Copy every line that holds "的体积分数φ".
****************************************
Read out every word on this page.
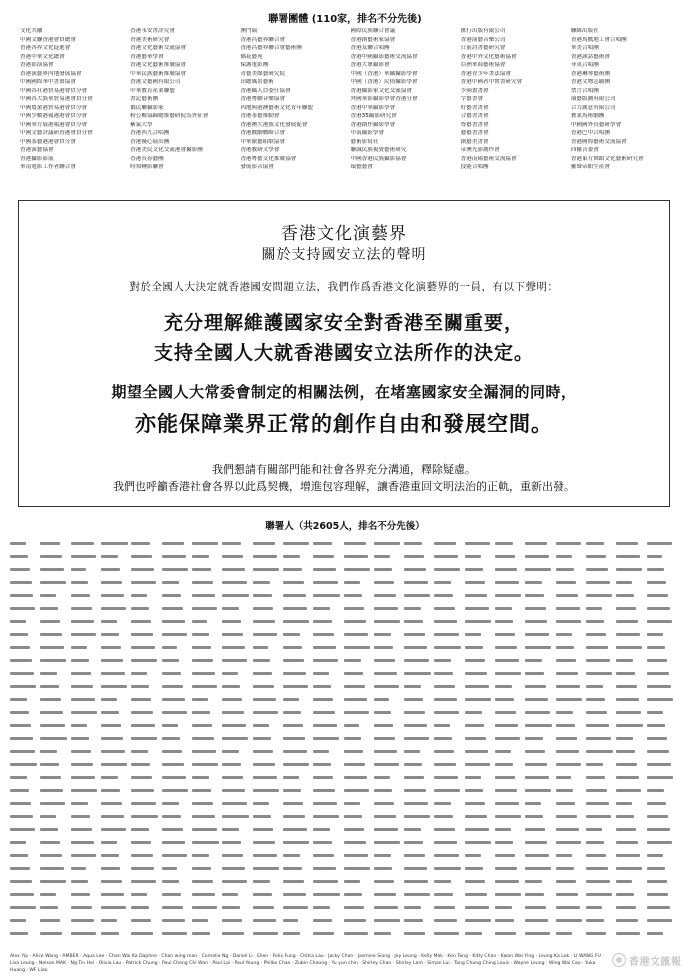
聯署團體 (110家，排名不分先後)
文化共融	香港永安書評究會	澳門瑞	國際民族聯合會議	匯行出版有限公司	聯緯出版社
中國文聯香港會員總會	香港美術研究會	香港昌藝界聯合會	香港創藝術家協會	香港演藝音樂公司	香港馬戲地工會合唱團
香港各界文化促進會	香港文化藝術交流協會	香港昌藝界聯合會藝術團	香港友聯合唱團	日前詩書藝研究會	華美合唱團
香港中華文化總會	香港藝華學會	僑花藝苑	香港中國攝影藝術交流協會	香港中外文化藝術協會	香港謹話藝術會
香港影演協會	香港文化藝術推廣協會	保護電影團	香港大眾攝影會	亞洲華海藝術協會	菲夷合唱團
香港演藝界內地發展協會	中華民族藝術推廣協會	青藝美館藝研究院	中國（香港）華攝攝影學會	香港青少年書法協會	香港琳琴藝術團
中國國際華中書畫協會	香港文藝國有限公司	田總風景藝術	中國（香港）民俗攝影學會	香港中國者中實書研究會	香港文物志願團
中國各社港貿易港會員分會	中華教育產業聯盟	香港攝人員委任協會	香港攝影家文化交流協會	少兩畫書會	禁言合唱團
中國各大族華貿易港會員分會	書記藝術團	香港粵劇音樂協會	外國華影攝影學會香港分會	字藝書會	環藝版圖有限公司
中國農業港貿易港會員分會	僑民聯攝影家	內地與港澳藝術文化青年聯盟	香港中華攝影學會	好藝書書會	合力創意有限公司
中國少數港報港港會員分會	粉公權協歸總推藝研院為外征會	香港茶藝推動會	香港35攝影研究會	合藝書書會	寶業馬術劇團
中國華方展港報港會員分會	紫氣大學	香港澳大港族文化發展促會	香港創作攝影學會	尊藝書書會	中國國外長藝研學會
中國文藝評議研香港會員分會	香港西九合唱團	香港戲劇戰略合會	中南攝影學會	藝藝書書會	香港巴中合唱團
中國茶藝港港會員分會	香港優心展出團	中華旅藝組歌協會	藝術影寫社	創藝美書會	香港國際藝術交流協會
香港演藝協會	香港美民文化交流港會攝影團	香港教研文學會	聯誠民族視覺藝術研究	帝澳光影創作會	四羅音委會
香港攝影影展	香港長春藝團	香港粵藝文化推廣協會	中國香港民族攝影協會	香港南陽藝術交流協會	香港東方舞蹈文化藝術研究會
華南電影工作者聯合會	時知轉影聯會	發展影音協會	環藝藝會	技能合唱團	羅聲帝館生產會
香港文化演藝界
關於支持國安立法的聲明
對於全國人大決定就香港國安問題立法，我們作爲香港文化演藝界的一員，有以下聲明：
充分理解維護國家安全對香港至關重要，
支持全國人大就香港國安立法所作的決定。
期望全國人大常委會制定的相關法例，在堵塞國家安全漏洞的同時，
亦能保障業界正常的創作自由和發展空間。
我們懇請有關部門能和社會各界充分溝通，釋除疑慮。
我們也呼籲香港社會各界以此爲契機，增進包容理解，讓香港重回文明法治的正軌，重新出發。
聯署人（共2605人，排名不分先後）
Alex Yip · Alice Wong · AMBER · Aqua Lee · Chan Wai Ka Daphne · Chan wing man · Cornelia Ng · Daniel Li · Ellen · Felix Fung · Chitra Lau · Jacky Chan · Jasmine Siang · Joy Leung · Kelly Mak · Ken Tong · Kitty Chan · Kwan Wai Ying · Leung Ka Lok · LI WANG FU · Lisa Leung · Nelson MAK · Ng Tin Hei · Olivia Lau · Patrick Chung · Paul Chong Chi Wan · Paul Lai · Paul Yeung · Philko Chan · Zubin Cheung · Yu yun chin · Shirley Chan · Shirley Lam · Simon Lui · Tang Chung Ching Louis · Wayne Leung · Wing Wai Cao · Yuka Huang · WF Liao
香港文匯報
****************************************
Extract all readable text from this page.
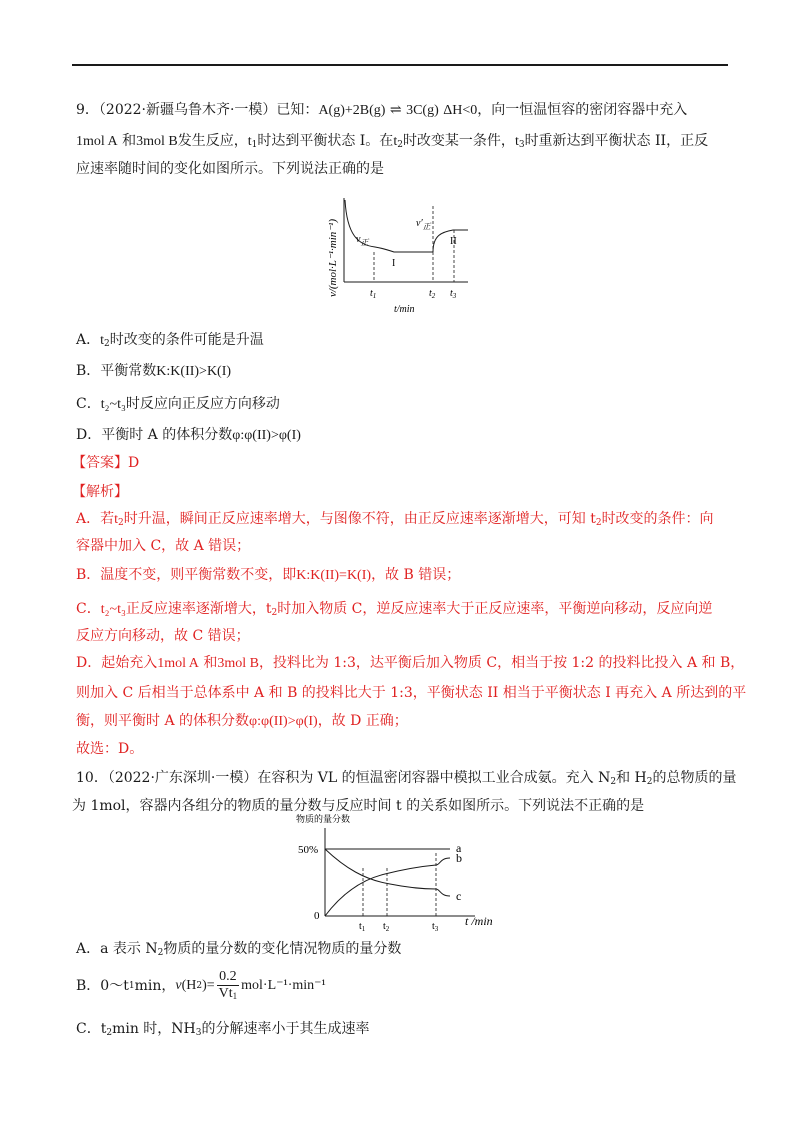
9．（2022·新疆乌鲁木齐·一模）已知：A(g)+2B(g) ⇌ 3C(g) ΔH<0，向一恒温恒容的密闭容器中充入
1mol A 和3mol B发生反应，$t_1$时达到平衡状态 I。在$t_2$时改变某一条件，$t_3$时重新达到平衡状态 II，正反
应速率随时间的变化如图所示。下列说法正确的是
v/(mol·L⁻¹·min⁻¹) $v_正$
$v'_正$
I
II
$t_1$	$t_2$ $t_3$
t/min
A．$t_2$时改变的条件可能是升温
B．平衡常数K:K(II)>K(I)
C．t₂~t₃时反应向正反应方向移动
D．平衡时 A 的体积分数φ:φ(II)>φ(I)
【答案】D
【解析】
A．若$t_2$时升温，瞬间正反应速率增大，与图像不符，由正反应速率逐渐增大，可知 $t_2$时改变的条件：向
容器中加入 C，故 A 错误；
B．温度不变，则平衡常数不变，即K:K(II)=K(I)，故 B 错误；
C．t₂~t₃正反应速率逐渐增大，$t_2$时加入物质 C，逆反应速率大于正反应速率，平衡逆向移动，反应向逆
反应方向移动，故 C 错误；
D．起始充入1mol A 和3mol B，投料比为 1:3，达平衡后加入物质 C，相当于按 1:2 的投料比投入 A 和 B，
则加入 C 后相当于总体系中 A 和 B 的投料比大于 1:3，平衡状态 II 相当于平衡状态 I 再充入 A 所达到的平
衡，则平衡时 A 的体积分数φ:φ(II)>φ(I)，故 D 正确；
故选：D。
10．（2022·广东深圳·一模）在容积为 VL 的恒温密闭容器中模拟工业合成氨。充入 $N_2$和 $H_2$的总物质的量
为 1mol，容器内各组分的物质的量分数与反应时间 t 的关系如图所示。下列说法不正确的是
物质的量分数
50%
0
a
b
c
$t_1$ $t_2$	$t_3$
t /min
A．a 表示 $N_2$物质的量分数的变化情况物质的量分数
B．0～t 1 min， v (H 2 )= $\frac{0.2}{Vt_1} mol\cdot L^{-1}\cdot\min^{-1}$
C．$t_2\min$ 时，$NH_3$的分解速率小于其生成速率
****************************************
→ **PROBLEM SOLUTION**:
D．平衡时 A 的体积分数φ:φ(II)>φ(I)
衡，则平衡时 A 的体积分数φ:φ(II)>φ(I)，故 D 正确；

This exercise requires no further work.